Your task - All of the data needs to be printed again, exactly as written.

Supplied data -

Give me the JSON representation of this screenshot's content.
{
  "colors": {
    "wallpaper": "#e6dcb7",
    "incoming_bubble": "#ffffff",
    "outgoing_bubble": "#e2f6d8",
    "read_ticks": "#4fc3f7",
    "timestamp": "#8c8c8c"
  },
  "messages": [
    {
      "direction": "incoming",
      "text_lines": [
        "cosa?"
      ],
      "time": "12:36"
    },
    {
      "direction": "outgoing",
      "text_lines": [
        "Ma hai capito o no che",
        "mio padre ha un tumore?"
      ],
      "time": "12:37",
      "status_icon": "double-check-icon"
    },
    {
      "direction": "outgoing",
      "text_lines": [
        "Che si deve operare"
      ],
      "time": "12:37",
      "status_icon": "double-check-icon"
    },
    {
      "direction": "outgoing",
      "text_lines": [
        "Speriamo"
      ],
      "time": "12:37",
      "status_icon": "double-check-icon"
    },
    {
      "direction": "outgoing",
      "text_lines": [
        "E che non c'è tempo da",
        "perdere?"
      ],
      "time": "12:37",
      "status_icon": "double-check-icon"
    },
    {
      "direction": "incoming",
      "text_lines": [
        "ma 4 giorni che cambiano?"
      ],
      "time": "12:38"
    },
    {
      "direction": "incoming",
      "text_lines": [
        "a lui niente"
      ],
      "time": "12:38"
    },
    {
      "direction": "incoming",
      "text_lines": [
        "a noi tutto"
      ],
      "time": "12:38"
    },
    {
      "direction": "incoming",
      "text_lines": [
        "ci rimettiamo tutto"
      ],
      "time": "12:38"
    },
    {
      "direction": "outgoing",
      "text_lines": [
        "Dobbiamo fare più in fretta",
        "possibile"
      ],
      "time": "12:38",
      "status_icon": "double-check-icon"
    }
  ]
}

Written answer -
Give me the JSON representation of this screenshot's content.
{
  "colors": {
    "wallpaper": "#e6dcb7",
    "incoming_bubble": "#ffffff",
    "outgoing_bubble": "#e2f6d8",
    "read_ticks": "#4fc3f7",
    "timestamp": "#8c8c8c"
  },
  "messages": [
    {
      "direction": "incoming",
      "text_lines": [
        "cosa?"
      ],
      "time": "12:36"
    },
    {
      "direction": "outgoing",
      "text_lines": [
        "Ma hai capito o no che",
        "mio padre ha un tumore?"
      ],
      "time": "12:37",
      "status_icon": "double-check-icon"
    },
    {
      "direction": "outgoing",
      "text_lines": [
        "Che si deve operare"
      ],
      "time": "12:37",
      "status_icon": "double-check-icon"
    },
    {
      "direction": "outgoing",
      "text_lines": [
        "Speriamo"
      ],
      "time": "12:37",
      "status_icon": "double-check-icon"
    },
    {
      "direction": "outgoing",
      "text_lines": [
        "E che non c'è tempo da",
        "perdere?"
      ],
      "time": "12:37",
      "status_icon": "double-check-icon"
    },
    {
      "direction": "incoming",
      "text_lines": [
        "ma 4 giorni che cambiano?"
      ],
      "time": "12:38"
    },
    {
      "direction": "incoming",
      "text_lines": [
        "a lui niente"
      ],
      "time": "12:38"
    },
    {
      "direction": "incoming",
      "text_lines": [
        "a noi tutto"
      ],
      "time": "12:38"
    },
    {
      "direction": "incoming",
      "text_lines": [
        "ci rimettiamo tutto"
      ],
      "time": "12:38"
    },
    {
      "direction": "outgoing",
      "text_lines": [
        "Dobbiamo fare più in fretta",
        "possibile"
      ],
      "time": "12:38",
      "status_icon": "double-check-icon"
    }
  ]
}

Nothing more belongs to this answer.